⟨

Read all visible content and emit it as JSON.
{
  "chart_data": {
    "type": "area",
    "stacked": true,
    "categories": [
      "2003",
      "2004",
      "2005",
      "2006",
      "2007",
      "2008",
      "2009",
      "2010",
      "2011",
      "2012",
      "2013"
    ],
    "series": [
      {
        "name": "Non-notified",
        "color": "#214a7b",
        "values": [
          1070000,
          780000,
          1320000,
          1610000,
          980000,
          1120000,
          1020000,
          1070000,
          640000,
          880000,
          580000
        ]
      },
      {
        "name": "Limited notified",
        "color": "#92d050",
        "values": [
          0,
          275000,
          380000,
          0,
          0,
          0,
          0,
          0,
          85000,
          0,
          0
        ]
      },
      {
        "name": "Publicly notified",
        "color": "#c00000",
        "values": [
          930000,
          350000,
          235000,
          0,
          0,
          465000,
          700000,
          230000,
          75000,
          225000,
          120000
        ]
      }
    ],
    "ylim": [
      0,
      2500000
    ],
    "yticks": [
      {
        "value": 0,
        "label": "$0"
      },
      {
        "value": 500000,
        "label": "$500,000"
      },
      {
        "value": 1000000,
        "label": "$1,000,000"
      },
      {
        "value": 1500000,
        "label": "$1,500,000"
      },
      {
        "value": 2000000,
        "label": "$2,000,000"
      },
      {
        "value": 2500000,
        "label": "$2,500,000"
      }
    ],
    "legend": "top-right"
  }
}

⟩

Print the listing above in its entirety, with every line exact.

Read all visible content and emit it as JSON.
{
  "chart_data": {
    "type": "area",
    "stacked": true,
    "categories": [
      "2003",
      "2004",
      "2005",
      "2006",
      "2007",
      "2008",
      "2009",
      "2010",
      "2011",
      "2012",
      "2013"
    ],
    "series": [
      {
        "name": "Non-notified",
        "color": "#214a7b",
        "values": [
          1070000,
          780000,
          1320000,
          1610000,
          980000,
          1120000,
          1020000,
          1070000,
          640000,
          880000,
          580000
        ]
      },
      {
        "name": "Limited notified",
        "color": "#92d050",
        "values": [
          0,
          275000,
          380000,
          0,
          0,
          0,
          0,
          0,
          85000,
          0,
          0
        ]
      },
      {
        "name": "Publicly notified",
        "color": "#c00000",
        "values": [
          930000,
          350000,
          235000,
          0,
          0,
          465000,
          700000,
          230000,
          75000,
          225000,
          120000
        ]
      }
    ],
    "ylim": [
      0,
      2500000
    ],
    "yticks": [
      {
        "value": 0,
        "label": "$0"
      },
      {
        "value": 500000,
        "label": "$500,000"
      },
      {
        "value": 1000000,
        "label": "$1,000,000"
      },
      {
        "value": 1500000,
        "label": "$1,500,000"
      },
      {
        "value": 2000000,
        "label": "$2,000,000"
      },
      {
        "value": 2500000,
        "label": "$2,500,000"
      }
    ],
    "legend": "top-right"
  }
}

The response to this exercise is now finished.